WHAT TO PRODUCE ▸
Extract all lines that hold "stated" from the records below.

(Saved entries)
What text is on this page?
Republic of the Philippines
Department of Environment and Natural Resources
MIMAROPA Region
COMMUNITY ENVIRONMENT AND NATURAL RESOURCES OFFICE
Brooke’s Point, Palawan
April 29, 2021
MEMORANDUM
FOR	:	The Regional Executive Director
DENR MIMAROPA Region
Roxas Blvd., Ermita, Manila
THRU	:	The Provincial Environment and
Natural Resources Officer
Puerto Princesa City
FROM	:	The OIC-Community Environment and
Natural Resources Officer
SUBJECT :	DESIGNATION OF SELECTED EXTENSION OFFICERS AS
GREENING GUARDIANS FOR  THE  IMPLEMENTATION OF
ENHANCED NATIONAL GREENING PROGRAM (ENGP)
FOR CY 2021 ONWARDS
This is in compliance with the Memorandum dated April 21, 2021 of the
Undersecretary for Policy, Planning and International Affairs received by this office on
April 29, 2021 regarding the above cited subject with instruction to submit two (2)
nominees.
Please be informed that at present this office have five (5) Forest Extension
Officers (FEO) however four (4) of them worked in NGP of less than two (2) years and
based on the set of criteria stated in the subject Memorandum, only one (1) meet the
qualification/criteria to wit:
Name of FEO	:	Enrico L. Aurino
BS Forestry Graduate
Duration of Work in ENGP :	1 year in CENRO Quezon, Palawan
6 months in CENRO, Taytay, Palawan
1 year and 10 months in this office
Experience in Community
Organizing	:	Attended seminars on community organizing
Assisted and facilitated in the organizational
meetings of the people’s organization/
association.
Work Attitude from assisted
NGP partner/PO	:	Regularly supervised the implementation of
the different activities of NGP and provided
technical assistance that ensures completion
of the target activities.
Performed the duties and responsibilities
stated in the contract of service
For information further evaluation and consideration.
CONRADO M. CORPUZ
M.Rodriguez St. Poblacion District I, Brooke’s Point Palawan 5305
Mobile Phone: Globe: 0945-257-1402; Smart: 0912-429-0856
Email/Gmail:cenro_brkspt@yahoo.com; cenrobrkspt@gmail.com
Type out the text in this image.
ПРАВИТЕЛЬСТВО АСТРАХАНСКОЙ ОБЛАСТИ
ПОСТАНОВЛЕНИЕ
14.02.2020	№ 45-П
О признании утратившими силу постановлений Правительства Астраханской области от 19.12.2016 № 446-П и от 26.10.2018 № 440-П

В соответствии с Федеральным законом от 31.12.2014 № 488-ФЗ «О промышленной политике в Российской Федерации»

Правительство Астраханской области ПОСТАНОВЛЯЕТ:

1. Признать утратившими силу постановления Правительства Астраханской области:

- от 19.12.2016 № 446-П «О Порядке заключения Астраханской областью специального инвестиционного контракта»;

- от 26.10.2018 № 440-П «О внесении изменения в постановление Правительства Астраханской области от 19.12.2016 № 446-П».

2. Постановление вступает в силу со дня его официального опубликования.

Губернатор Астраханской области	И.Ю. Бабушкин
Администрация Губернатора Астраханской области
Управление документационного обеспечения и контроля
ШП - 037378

THE ANSWER ▸
based on the set of criteria stated in the subject Memorandum, only one (1) meet the
stated in the contract of service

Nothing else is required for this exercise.